#### Given data
========================

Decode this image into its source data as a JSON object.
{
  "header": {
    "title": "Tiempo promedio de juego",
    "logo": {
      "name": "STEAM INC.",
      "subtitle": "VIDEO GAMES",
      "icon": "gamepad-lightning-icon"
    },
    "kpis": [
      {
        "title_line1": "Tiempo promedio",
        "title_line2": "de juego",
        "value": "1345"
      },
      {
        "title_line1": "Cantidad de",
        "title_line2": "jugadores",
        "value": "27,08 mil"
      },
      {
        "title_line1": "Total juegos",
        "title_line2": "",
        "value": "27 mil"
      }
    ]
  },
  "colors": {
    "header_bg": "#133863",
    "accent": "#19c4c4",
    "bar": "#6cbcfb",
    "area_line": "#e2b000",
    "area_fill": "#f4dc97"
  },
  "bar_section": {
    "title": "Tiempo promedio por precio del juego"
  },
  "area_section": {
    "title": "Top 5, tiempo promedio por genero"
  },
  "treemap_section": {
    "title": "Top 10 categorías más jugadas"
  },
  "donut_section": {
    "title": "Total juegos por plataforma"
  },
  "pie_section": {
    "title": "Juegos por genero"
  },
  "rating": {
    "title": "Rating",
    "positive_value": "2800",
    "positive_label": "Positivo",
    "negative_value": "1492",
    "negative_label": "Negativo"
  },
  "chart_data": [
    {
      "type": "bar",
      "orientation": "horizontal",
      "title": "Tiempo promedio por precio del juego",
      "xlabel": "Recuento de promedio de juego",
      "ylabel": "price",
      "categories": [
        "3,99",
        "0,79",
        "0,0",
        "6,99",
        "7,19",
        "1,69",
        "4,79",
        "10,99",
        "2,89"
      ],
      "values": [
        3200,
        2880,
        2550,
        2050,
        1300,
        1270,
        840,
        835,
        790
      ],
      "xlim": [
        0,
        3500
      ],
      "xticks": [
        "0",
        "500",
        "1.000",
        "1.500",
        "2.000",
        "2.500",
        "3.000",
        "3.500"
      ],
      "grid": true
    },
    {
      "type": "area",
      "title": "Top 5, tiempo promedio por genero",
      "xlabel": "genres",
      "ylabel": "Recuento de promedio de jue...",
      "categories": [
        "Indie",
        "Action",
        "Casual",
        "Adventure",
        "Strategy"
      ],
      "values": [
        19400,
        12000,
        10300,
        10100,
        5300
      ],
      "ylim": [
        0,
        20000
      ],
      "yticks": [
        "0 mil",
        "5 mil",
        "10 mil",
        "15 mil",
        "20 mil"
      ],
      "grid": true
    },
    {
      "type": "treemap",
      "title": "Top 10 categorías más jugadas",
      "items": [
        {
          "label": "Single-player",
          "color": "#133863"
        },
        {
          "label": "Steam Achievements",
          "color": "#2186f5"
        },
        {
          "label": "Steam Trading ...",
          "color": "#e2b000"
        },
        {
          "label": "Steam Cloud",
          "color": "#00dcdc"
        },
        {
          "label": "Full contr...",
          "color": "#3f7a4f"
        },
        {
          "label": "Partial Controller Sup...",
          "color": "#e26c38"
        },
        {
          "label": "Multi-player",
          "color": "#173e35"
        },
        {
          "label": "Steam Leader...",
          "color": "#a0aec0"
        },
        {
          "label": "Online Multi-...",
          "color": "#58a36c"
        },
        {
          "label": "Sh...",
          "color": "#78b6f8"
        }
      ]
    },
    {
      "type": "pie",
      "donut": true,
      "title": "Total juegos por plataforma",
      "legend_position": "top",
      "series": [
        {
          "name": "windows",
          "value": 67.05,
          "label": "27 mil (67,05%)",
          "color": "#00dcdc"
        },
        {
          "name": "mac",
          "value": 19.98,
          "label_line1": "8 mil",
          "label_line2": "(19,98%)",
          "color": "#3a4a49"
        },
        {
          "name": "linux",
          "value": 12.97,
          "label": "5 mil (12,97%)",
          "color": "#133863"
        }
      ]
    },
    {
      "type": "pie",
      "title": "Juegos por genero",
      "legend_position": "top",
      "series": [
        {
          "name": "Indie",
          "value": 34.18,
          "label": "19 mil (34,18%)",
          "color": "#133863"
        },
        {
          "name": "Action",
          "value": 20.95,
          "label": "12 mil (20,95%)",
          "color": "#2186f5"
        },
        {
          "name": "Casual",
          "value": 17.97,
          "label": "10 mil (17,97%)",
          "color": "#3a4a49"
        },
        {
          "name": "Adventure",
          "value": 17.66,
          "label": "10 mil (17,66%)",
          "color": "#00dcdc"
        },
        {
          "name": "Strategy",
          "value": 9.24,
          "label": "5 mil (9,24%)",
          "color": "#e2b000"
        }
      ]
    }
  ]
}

========================

#### Do this
Repeat the records above exactly.

#### Finished task
Decode this image into its source data as a JSON object.
{
  "header": {
    "title": "Tiempo promedio de juego",
    "logo": {
      "name": "STEAM INC.",
      "subtitle": "VIDEO GAMES",
      "icon": "gamepad-lightning-icon"
    },
    "kpis": [
      {
        "title_line1": "Tiempo promedio",
        "title_line2": "de juego",
        "value": "1345"
      },
      {
        "title_line1": "Cantidad de",
        "title_line2": "jugadores",
        "value": "27,08 mil"
      },
      {
        "title_line1": "Total juegos",
        "title_line2": "",
        "value": "27 mil"
      }
    ]
  },
  "colors": {
    "header_bg": "#133863",
    "accent": "#19c4c4",
    "bar": "#6cbcfb",
    "area_line": "#e2b000",
    "area_fill": "#f4dc97"
  },
  "bar_section": {
    "title": "Tiempo promedio por precio del juego"
  },
  "area_section": {
    "title": "Top 5, tiempo promedio por genero"
  },
  "treemap_section": {
    "title": "Top 10 categorías más jugadas"
  },
  "donut_section": {
    "title": "Total juegos por plataforma"
  },
  "pie_section": {
    "title": "Juegos por genero"
  },
  "rating": {
    "title": "Rating",
    "positive_value": "2800",
    "positive_label": "Positivo",
    "negative_value": "1492",
    "negative_label": "Negativo"
  },
  "chart_data": [
    {
      "type": "bar",
      "orientation": "horizontal",
      "title": "Tiempo promedio por precio del juego",
      "xlabel": "Recuento de promedio de juego",
      "ylabel": "price",
      "categories": [
        "3,99",
        "0,79",
        "0,0",
        "6,99",
        "7,19",
        "1,69",
        "4,79",
        "10,99",
        "2,89"
      ],
      "values": [
        3200,
        2880,
        2550,
        2050,
        1300,
        1270,
        840,
        835,
        790
      ],
      "xlim": [
        0,
        3500
      ],
      "xticks": [
        "0",
        "500",
        "1.000",
        "1.500",
        "2.000",
        "2.500",
        "3.000",
        "3.500"
      ],
      "grid": true
    },
    {
      "type": "area",
      "title": "Top 5, tiempo promedio por genero",
      "xlabel": "genres",
      "ylabel": "Recuento de promedio de jue...",
      "categories": [
        "Indie",
        "Action",
        "Casual",
        "Adventure",
        "Strategy"
      ],
      "values": [
        19400,
        12000,
        10300,
        10100,
        5300
      ],
      "ylim": [
        0,
        20000
      ],
      "yticks": [
        "0 mil",
        "5 mil",
        "10 mil",
        "15 mil",
        "20 mil"
      ],
      "grid": true
    },
    {
      "type": "treemap",
      "title": "Top 10 categorías más jugadas",
      "items": [
        {
          "label": "Single-player",
          "color": "#133863"
        },
        {
          "label": "Steam Achievements",
          "color": "#2186f5"
        },
        {
          "label": "Steam Trading ...",
          "color": "#e2b000"
        },
        {
          "label": "Steam Cloud",
          "color": "#00dcdc"
        },
        {
          "label": "Full contr...",
          "color": "#3f7a4f"
        },
        {
          "label": "Partial Controller Sup...",
          "color": "#e26c38"
        },
        {
          "label": "Multi-player",
          "color": "#173e35"
        },
        {
          "label": "Steam Leader...",
          "color": "#a0aec0"
        },
        {
          "label": "Online Multi-...",
          "color": "#58a36c"
        },
        {
          "label": "Sh...",
          "color": "#78b6f8"
        }
      ]
    },
    {
      "type": "pie",
      "donut": true,
      "title": "Total juegos por plataforma",
      "legend_position": "top",
      "series": [
        {
          "name": "windows",
          "value": 67.05,
          "label": "27 mil (67,05%)",
          "color": "#00dcdc"
        },
        {
          "name": "mac",
          "value": 19.98,
          "label_line1": "8 mil",
          "label_line2": "(19,98%)",
          "color": "#3a4a49"
        },
        {
          "name": "linux",
          "value": 12.97,
          "label": "5 mil (12,97%)",
          "color": "#133863"
        }
      ]
    },
    {
      "type": "pie",
      "title": "Juegos por genero",
      "legend_position": "top",
      "series": [
        {
          "name": "Indie",
          "value": 34.18,
          "label": "19 mil (34,18%)",
          "color": "#133863"
        },
        {
          "name": "Action",
          "value": 20.95,
          "label": "12 mil (20,95%)",
          "color": "#2186f5"
        },
        {
          "name": "Casual",
          "value": 17.97,
          "label": "10 mil (17,97%)",
          "color": "#3a4a49"
        },
        {
          "name": "Adventure",
          "value": 17.66,
          "label": "10 mil (17,66%)",
          "color": "#00dcdc"
        },
        {
          "name": "Strategy",
          "value": 9.24,
          "label": "5 mil (9,24%)",
          "color": "#e2b000"
        }
      ]
    }
  ]
}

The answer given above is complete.